▸ TASK OBJECTIVE:
Report how many lines below contain the word "floor". Give only the number.

▸ INFORMATION GIVEN:
☆ ☆ ☆ ☆ ☆

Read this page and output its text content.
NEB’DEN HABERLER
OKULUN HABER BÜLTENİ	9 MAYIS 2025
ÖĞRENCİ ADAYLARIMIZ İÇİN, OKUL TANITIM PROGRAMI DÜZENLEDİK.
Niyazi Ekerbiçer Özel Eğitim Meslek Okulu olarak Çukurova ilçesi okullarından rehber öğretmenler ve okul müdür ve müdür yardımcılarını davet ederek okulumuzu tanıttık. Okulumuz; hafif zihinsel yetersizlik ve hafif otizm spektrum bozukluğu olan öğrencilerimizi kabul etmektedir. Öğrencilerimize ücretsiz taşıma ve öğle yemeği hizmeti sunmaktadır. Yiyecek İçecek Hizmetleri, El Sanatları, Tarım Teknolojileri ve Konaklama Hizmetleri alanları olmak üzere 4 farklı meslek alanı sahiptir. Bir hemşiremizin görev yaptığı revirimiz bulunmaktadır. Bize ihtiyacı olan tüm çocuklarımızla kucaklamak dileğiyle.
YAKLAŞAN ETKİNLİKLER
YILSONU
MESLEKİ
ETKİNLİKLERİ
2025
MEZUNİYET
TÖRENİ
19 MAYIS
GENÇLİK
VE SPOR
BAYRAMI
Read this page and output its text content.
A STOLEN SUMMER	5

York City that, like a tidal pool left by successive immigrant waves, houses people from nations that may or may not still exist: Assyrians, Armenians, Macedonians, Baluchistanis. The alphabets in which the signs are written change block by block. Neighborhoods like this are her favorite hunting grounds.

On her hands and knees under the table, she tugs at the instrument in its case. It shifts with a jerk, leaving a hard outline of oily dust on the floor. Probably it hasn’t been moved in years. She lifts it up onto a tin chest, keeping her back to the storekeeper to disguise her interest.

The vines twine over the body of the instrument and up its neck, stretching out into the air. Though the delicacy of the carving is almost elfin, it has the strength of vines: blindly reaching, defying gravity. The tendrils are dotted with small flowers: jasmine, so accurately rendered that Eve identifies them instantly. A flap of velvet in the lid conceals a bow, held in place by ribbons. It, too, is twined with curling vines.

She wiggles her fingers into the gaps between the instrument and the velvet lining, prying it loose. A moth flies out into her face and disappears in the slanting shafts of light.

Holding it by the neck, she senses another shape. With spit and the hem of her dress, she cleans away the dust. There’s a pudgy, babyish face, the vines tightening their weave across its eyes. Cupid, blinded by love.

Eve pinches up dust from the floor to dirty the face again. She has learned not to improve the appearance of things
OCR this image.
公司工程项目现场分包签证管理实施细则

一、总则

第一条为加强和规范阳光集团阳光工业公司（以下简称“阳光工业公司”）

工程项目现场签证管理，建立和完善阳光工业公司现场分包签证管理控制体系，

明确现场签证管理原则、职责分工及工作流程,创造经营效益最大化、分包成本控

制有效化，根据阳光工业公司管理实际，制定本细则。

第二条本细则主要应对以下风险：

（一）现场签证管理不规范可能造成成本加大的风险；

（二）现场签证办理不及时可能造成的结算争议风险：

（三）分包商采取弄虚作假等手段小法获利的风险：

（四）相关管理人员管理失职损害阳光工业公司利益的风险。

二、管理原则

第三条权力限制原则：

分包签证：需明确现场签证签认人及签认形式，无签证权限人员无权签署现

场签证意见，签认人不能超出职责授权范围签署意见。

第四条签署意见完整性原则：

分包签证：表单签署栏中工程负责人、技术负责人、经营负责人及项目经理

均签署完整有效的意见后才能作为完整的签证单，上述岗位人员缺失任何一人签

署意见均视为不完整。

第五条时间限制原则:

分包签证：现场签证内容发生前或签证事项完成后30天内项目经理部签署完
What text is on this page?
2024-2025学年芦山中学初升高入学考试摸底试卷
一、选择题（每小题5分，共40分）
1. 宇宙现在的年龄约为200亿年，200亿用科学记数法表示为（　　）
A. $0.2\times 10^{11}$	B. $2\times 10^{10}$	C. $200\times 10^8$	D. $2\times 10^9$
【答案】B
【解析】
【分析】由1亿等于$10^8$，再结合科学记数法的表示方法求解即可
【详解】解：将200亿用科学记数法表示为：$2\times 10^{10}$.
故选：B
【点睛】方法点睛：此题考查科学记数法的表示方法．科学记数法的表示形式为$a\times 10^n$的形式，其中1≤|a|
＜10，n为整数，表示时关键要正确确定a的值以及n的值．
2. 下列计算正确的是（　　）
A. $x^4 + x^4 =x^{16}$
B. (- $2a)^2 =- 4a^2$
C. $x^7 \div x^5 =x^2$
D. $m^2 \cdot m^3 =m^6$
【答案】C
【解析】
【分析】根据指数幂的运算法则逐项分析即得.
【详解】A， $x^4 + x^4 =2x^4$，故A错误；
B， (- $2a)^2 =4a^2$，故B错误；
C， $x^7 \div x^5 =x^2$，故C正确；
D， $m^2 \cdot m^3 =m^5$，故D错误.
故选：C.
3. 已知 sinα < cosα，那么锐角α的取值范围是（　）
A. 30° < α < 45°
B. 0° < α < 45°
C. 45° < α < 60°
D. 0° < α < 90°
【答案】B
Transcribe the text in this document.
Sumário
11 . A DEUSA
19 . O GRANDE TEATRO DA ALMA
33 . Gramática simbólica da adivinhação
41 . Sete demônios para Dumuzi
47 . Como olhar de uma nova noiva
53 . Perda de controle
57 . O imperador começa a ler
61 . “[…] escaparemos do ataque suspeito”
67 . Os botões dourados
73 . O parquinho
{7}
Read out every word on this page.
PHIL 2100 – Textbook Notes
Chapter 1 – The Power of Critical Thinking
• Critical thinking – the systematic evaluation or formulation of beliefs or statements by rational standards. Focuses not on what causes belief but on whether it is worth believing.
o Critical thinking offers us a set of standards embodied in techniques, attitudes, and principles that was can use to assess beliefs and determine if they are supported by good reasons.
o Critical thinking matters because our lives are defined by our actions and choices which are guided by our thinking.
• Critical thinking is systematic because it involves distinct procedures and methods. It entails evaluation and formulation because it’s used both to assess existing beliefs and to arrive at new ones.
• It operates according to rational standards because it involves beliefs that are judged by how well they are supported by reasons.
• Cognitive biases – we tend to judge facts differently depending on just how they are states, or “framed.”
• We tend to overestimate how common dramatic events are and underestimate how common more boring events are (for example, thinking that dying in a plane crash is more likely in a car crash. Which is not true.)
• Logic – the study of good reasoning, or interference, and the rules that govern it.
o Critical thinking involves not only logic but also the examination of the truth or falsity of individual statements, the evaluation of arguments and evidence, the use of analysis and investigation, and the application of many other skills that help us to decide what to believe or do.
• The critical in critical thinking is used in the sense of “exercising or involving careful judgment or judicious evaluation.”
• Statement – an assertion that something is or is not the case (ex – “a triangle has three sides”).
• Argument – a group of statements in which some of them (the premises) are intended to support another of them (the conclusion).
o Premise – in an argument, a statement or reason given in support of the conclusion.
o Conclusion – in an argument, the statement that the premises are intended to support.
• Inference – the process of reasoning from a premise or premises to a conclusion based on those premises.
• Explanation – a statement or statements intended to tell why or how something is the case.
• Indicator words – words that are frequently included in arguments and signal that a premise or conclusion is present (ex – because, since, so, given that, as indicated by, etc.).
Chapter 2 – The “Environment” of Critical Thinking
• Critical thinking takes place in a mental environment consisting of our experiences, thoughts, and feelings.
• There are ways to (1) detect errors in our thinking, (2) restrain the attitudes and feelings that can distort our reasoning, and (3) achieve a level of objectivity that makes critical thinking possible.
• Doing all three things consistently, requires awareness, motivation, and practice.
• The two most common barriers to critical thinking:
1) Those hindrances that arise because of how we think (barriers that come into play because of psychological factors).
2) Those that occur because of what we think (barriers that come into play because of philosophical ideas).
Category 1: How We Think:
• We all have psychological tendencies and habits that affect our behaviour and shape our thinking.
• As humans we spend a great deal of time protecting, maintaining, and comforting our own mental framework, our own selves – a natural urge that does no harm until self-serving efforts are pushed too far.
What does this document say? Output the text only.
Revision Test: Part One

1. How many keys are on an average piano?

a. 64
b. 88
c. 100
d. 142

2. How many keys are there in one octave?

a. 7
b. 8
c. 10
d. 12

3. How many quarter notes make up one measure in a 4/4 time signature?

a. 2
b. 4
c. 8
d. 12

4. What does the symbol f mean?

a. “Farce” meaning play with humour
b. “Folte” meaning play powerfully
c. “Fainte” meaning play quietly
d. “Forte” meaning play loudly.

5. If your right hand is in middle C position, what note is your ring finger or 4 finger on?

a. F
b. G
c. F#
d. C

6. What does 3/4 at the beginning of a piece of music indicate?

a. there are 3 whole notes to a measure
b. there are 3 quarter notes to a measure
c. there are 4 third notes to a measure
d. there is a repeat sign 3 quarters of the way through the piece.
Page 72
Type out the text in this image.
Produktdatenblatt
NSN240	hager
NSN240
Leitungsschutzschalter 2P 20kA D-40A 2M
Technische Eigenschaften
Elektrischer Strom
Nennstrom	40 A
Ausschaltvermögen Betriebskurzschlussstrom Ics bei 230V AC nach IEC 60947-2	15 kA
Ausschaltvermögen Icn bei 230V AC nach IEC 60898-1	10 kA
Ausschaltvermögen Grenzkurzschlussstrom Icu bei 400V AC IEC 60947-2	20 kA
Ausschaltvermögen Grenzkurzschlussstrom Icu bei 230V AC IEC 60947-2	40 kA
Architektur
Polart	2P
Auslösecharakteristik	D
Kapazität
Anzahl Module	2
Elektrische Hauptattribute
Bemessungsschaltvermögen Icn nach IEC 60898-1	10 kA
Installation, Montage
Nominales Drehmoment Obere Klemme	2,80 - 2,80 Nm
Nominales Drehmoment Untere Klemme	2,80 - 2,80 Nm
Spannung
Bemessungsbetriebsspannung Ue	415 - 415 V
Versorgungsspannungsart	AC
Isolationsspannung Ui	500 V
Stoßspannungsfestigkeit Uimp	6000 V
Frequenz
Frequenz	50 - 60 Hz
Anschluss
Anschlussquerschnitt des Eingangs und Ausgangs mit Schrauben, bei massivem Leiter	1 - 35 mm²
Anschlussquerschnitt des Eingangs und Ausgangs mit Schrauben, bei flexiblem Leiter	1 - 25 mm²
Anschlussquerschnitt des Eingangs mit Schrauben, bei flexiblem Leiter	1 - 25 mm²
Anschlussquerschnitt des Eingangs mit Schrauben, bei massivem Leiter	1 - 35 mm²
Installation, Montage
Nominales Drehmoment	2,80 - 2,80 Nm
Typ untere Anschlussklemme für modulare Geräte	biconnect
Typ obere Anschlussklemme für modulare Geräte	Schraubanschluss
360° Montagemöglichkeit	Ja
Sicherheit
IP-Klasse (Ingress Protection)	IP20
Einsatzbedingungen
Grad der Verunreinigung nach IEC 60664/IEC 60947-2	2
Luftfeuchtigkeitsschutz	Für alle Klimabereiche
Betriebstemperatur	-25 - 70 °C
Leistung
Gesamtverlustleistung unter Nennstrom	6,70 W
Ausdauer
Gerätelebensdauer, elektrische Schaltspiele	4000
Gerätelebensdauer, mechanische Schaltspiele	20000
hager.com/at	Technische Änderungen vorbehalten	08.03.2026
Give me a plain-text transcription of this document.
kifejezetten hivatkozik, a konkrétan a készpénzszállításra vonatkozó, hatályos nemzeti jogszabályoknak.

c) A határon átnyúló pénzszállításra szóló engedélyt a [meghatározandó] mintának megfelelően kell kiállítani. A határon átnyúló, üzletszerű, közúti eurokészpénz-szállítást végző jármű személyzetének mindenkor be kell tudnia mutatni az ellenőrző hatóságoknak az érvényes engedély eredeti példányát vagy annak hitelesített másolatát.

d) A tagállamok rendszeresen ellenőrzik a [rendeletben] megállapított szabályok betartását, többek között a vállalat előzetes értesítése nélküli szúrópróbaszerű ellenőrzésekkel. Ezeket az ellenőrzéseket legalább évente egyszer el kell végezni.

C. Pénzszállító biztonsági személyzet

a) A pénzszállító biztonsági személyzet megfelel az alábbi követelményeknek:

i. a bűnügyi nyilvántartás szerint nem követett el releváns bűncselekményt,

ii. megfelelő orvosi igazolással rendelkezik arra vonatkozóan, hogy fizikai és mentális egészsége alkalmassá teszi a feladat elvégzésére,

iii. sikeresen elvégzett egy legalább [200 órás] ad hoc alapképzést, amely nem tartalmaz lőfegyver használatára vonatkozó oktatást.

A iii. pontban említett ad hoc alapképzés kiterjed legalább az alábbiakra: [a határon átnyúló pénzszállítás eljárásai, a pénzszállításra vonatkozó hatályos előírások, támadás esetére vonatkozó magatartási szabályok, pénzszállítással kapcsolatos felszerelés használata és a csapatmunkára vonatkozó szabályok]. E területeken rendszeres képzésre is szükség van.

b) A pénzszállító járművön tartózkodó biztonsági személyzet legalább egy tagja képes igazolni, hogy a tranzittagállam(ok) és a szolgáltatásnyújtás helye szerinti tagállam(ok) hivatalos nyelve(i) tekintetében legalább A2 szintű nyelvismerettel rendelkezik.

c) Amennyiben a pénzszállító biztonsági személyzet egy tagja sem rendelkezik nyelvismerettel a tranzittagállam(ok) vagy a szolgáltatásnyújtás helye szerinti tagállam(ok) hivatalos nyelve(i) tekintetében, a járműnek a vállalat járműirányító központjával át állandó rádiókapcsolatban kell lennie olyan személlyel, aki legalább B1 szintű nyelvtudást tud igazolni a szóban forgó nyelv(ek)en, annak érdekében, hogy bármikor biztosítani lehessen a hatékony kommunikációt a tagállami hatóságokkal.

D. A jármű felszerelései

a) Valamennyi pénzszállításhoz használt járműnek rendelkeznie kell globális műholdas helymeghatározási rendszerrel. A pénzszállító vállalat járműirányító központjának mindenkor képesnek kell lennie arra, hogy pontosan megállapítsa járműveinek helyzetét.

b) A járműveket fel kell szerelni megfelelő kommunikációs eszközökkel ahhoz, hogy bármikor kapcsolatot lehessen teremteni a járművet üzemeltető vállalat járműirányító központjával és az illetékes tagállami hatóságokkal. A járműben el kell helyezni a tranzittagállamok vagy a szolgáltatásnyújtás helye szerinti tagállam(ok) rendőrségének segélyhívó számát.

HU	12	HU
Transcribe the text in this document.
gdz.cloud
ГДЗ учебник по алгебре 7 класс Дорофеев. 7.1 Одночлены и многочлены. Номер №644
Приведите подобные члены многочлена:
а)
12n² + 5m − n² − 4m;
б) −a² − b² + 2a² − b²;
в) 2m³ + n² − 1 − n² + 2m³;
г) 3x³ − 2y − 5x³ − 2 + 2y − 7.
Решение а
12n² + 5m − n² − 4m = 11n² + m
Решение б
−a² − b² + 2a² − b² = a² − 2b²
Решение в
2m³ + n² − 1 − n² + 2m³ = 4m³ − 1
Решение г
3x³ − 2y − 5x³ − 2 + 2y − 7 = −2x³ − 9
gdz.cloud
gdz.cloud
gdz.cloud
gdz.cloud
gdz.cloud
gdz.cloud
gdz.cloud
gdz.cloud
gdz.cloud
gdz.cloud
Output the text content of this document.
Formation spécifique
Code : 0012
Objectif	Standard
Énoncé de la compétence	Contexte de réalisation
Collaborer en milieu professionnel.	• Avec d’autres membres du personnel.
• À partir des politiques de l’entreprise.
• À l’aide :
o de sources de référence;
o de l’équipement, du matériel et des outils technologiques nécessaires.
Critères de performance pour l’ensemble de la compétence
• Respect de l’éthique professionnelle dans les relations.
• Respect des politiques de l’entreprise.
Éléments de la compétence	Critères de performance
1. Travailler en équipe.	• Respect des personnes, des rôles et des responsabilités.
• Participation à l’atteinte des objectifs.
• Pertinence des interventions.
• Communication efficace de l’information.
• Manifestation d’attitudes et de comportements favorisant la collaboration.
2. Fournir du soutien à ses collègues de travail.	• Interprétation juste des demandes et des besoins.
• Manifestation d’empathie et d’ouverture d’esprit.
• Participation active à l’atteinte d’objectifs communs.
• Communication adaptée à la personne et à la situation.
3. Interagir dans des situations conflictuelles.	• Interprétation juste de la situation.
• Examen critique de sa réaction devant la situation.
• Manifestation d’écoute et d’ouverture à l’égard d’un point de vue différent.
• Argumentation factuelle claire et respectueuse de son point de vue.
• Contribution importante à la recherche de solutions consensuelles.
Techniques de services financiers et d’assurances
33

☆ ☆ ☆ ☆ ☆

▸ WRITTEN RESPONSE:
2